▶ Task details
Please copy every line of the records below that holds the word "labels".
** Start Available records **
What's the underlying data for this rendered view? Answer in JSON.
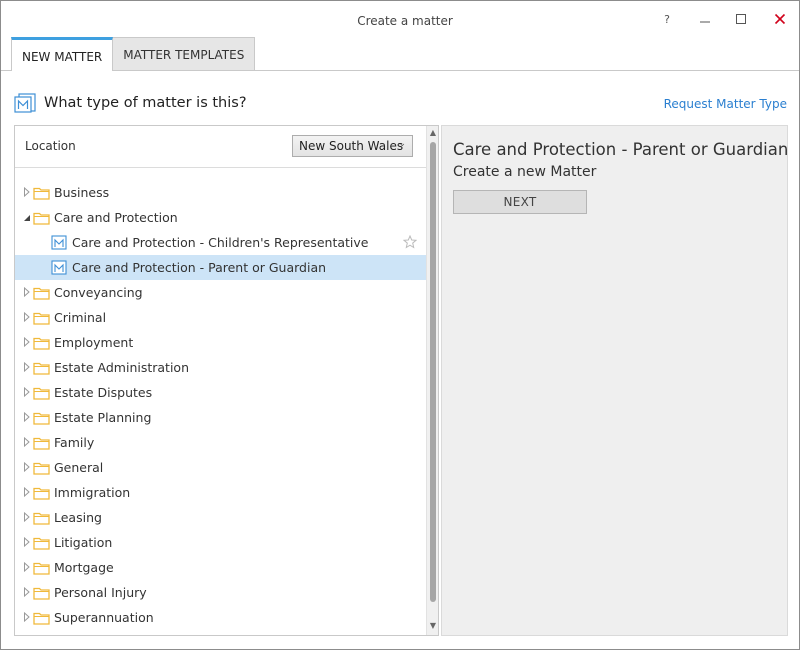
{
  "window": {
    "title": "Create a matter",
    "help_glyph": "?"
  },
  "tabs": [
    {
      "label": "NEW MATTER",
      "active": true
    },
    {
      "label": "MATTER TEMPLATES",
      "active": false
    }
  ],
  "heading": {
    "question": "What type of matter is this?",
    "request_link": "Request Matter Type"
  },
  "location": {
    "label": "Location",
    "selected": "New South Wales"
  },
  "tree": {
    "care_and_protection": "Care and Protection",
    "children": [
      {
        "label": "Care and Protection - Children's Representative",
        "selected": false
      },
      {
        "label": "Care and Protection - Parent or Guardian",
        "selected": true
      }
    ],
    "folders_before": [
      "Business"
    ],
    "folders_after": [
      "Conveyancing",
      "Criminal",
      "Employment",
      "Estate Administration",
      "Estate Disputes",
      "Estate Planning",
      "Family",
      "General",
      "Immigration",
      "Leasing",
      "Litigation",
      "Mortgage",
      "Personal Injury",
      "Superannuation"
    ]
  },
  "detail": {
    "title": "Care and Protection - Parent or Guardian",
    "subtitle": "Create a new Matter",
    "next_label": "NEXT"
  },
  "colors": {
    "accent": "#3ea0e0",
    "link": "#2a7fd0",
    "folder": "#f0b93a",
    "selected_row": "#cde4f7",
    "close": "#d0021b"
  },
  "icons": {
    "folder": "folder-icon",
    "matter": "matter-document-icon",
    "star": "star-outline-icon"
  }
}
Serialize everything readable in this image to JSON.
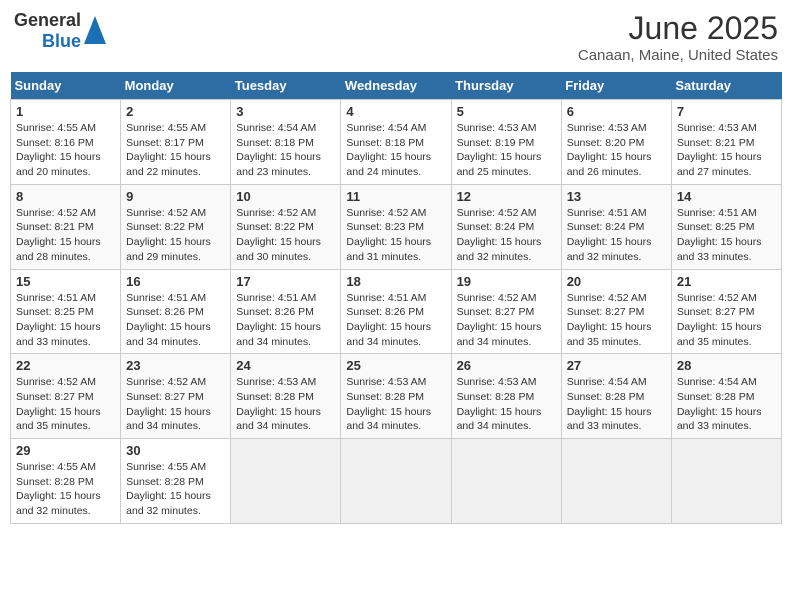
{
  "header": {
    "logo_general": "General",
    "logo_blue": "Blue",
    "month_title": "June 2025",
    "location": "Canaan, Maine, United States"
  },
  "weekdays": [
    "Sunday",
    "Monday",
    "Tuesday",
    "Wednesday",
    "Thursday",
    "Friday",
    "Saturday"
  ],
  "weeks": [
    [
      {
        "day": "1",
        "sunrise": "4:55 AM",
        "sunset": "8:16 PM",
        "daylight": "15 hours and 20 minutes."
      },
      {
        "day": "2",
        "sunrise": "4:55 AM",
        "sunset": "8:17 PM",
        "daylight": "15 hours and 22 minutes."
      },
      {
        "day": "3",
        "sunrise": "4:54 AM",
        "sunset": "8:18 PM",
        "daylight": "15 hours and 23 minutes."
      },
      {
        "day": "4",
        "sunrise": "4:54 AM",
        "sunset": "8:18 PM",
        "daylight": "15 hours and 24 minutes."
      },
      {
        "day": "5",
        "sunrise": "4:53 AM",
        "sunset": "8:19 PM",
        "daylight": "15 hours and 25 minutes."
      },
      {
        "day": "6",
        "sunrise": "4:53 AM",
        "sunset": "8:20 PM",
        "daylight": "15 hours and 26 minutes."
      },
      {
        "day": "7",
        "sunrise": "4:53 AM",
        "sunset": "8:21 PM",
        "daylight": "15 hours and 27 minutes."
      }
    ],
    [
      {
        "day": "8",
        "sunrise": "4:52 AM",
        "sunset": "8:21 PM",
        "daylight": "15 hours and 28 minutes."
      },
      {
        "day": "9",
        "sunrise": "4:52 AM",
        "sunset": "8:22 PM",
        "daylight": "15 hours and 29 minutes."
      },
      {
        "day": "10",
        "sunrise": "4:52 AM",
        "sunset": "8:22 PM",
        "daylight": "15 hours and 30 minutes."
      },
      {
        "day": "11",
        "sunrise": "4:52 AM",
        "sunset": "8:23 PM",
        "daylight": "15 hours and 31 minutes."
      },
      {
        "day": "12",
        "sunrise": "4:52 AM",
        "sunset": "8:24 PM",
        "daylight": "15 hours and 32 minutes."
      },
      {
        "day": "13",
        "sunrise": "4:51 AM",
        "sunset": "8:24 PM",
        "daylight": "15 hours and 32 minutes."
      },
      {
        "day": "14",
        "sunrise": "4:51 AM",
        "sunset": "8:25 PM",
        "daylight": "15 hours and 33 minutes."
      }
    ],
    [
      {
        "day": "15",
        "sunrise": "4:51 AM",
        "sunset": "8:25 PM",
        "daylight": "15 hours and 33 minutes."
      },
      {
        "day": "16",
        "sunrise": "4:51 AM",
        "sunset": "8:26 PM",
        "daylight": "15 hours and 34 minutes."
      },
      {
        "day": "17",
        "sunrise": "4:51 AM",
        "sunset": "8:26 PM",
        "daylight": "15 hours and 34 minutes."
      },
      {
        "day": "18",
        "sunrise": "4:51 AM",
        "sunset": "8:26 PM",
        "daylight": "15 hours and 34 minutes."
      },
      {
        "day": "19",
        "sunrise": "4:52 AM",
        "sunset": "8:27 PM",
        "daylight": "15 hours and 34 minutes."
      },
      {
        "day": "20",
        "sunrise": "4:52 AM",
        "sunset": "8:27 PM",
        "daylight": "15 hours and 35 minutes."
      },
      {
        "day": "21",
        "sunrise": "4:52 AM",
        "sunset": "8:27 PM",
        "daylight": "15 hours and 35 minutes."
      }
    ],
    [
      {
        "day": "22",
        "sunrise": "4:52 AM",
        "sunset": "8:27 PM",
        "daylight": "15 hours and 35 minutes."
      },
      {
        "day": "23",
        "sunrise": "4:52 AM",
        "sunset": "8:27 PM",
        "daylight": "15 hours and 34 minutes."
      },
      {
        "day": "24",
        "sunrise": "4:53 AM",
        "sunset": "8:28 PM",
        "daylight": "15 hours and 34 minutes."
      },
      {
        "day": "25",
        "sunrise": "4:53 AM",
        "sunset": "8:28 PM",
        "daylight": "15 hours and 34 minutes."
      },
      {
        "day": "26",
        "sunrise": "4:53 AM",
        "sunset": "8:28 PM",
        "daylight": "15 hours and 34 minutes."
      },
      {
        "day": "27",
        "sunrise": "4:54 AM",
        "sunset": "8:28 PM",
        "daylight": "15 hours and 33 minutes."
      },
      {
        "day": "28",
        "sunrise": "4:54 AM",
        "sunset": "8:28 PM",
        "daylight": "15 hours and 33 minutes."
      }
    ],
    [
      {
        "day": "29",
        "sunrise": "4:55 AM",
        "sunset": "8:28 PM",
        "daylight": "15 hours and 32 minutes."
      },
      {
        "day": "30",
        "sunrise": "4:55 AM",
        "sunset": "8:28 PM",
        "daylight": "15 hours and 32 minutes."
      },
      null,
      null,
      null,
      null,
      null
    ]
  ],
  "labels": {
    "sunrise": "Sunrise:",
    "sunset": "Sunset:",
    "daylight": "Daylight:"
  }
}
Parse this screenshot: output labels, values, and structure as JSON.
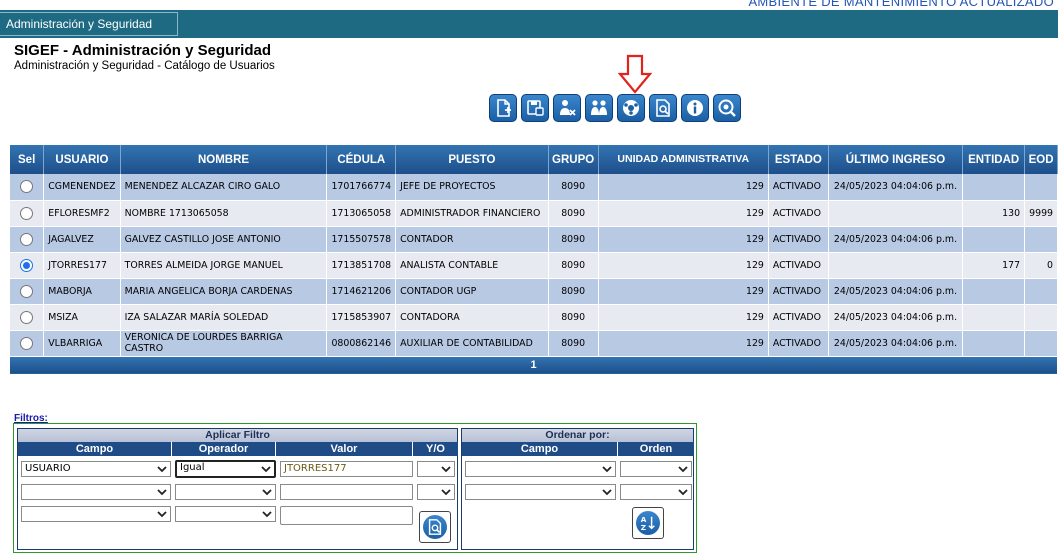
{
  "banner": {
    "text": "AMBIENTE DE MANTENIMIENTO ACTUALIZADO"
  },
  "app_tab": {
    "label": "Administración y Seguridad"
  },
  "page": {
    "title": "SIGEF - Administración y Seguridad",
    "subtitle": "Administración y Seguridad - Catálogo de Usuarios"
  },
  "toolbar": {
    "icons": [
      "new-document-icon",
      "save-icon",
      "remove-user-icon",
      "users-icon",
      "roles-icon",
      "search-document-icon",
      "info-icon",
      "view-icon"
    ]
  },
  "table": {
    "headers": [
      "Sel",
      "USUARIO",
      "NOMBRE",
      "CÉDULA",
      "PUESTO",
      "GRUPO",
      "UNIDAD ADMINISTRATIVA",
      "ESTADO",
      "ÚLTIMO INGRESO",
      "ENTIDAD",
      "EOD"
    ],
    "rows": [
      {
        "selected": false,
        "usuario": "CGMENENDEZ",
        "nombre": "MENENDEZ ALCAZAR CIRO GALO",
        "cedula": "1701766774",
        "puesto": "JEFE DE PROYECTOS",
        "grupo": "8090",
        "unidad": "129",
        "estado": "ACTIVADO",
        "ultimo": "24/05/2023 04:04:06 p.m.",
        "entidad": "",
        "eod": ""
      },
      {
        "selected": false,
        "usuario": "EFLORESMF2",
        "nombre": "NOMBRE 1713065058",
        "cedula": "1713065058",
        "puesto": "ADMINISTRADOR FINANCIERO",
        "grupo": "8090",
        "unidad": "129",
        "estado": "ACTIVADO",
        "ultimo": "",
        "entidad": "130",
        "eod": "9999"
      },
      {
        "selected": false,
        "usuario": "JAGALVEZ",
        "nombre": "GALVEZ CASTILLO JOSE ANTONIO",
        "cedula": "1715507578",
        "puesto": "CONTADOR",
        "grupo": "8090",
        "unidad": "129",
        "estado": "ACTIVADO",
        "ultimo": "24/05/2023 04:04:06 p.m.",
        "entidad": "",
        "eod": ""
      },
      {
        "selected": true,
        "usuario": "JTORRES177",
        "nombre": "TORRES ALMEIDA JORGE MANUEL",
        "cedula": "1713851708",
        "puesto": "ANALISTA CONTABLE",
        "grupo": "8090",
        "unidad": "129",
        "estado": "ACTIVADO",
        "ultimo": "",
        "entidad": "177",
        "eod": "0"
      },
      {
        "selected": false,
        "usuario": "MABORJA",
        "nombre": "MARIA ANGELICA BORJA CARDENAS",
        "cedula": "1714621206",
        "puesto": "CONTADOR UGP",
        "grupo": "8090",
        "unidad": "129",
        "estado": "ACTIVADO",
        "ultimo": "24/05/2023 04:04:06 p.m.",
        "entidad": "",
        "eod": ""
      },
      {
        "selected": false,
        "usuario": "MSIZA",
        "nombre": "IZA SALAZAR MARÍA SOLEDAD",
        "cedula": "1715853907",
        "puesto": "CONTADORA",
        "grupo": "8090",
        "unidad": "129",
        "estado": "ACTIVADO",
        "ultimo": "24/05/2023 04:04:06 p.m.",
        "entidad": "",
        "eod": ""
      },
      {
        "selected": false,
        "usuario": "VLBARRIGA",
        "nombre": "VERONICA DE LOURDES BARRIGA CASTRO",
        "cedula": "0800862146",
        "puesto": "AUXILIAR DE CONTABILIDAD",
        "grupo": "8090",
        "unidad": "129",
        "estado": "ACTIVADO",
        "ultimo": "24/05/2023 04:04:06 p.m.",
        "entidad": "",
        "eod": ""
      }
    ],
    "page_number": "1"
  },
  "filters": {
    "link_label": "Filtros:",
    "apply": {
      "caption": "Aplicar Filtro",
      "headers": {
        "campo": "Campo",
        "operador": "Operador",
        "valor": "Valor",
        "yo": "Y/O"
      },
      "row1": {
        "campo": "USUARIO",
        "operador": "Igual",
        "valor": "JTORRES177",
        "yo": ""
      }
    },
    "order": {
      "caption": "Ordenar por:",
      "headers": {
        "campo": "Campo",
        "orden": "Orden"
      }
    }
  },
  "colors": {
    "appbar": "#1d6a82",
    "header_blue": "#1d4f8a",
    "row_odd": "#b8c9e4",
    "row_even": "#e7eaf0",
    "filter_border": "#2a9a2a"
  }
}
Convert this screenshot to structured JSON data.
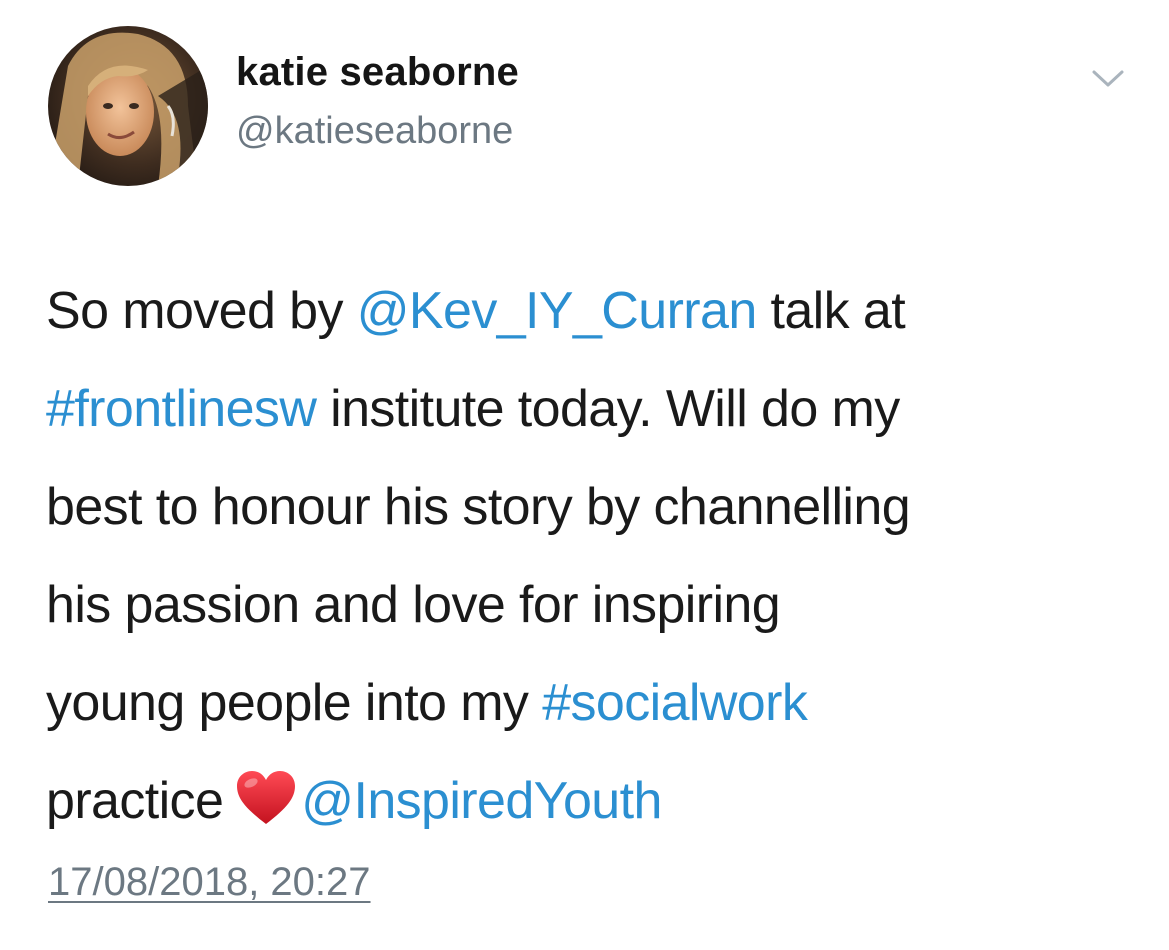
** End Available records **
▶ Response below
  "labels": {
Parse this screenshot: output labels, values, and structure as JSON.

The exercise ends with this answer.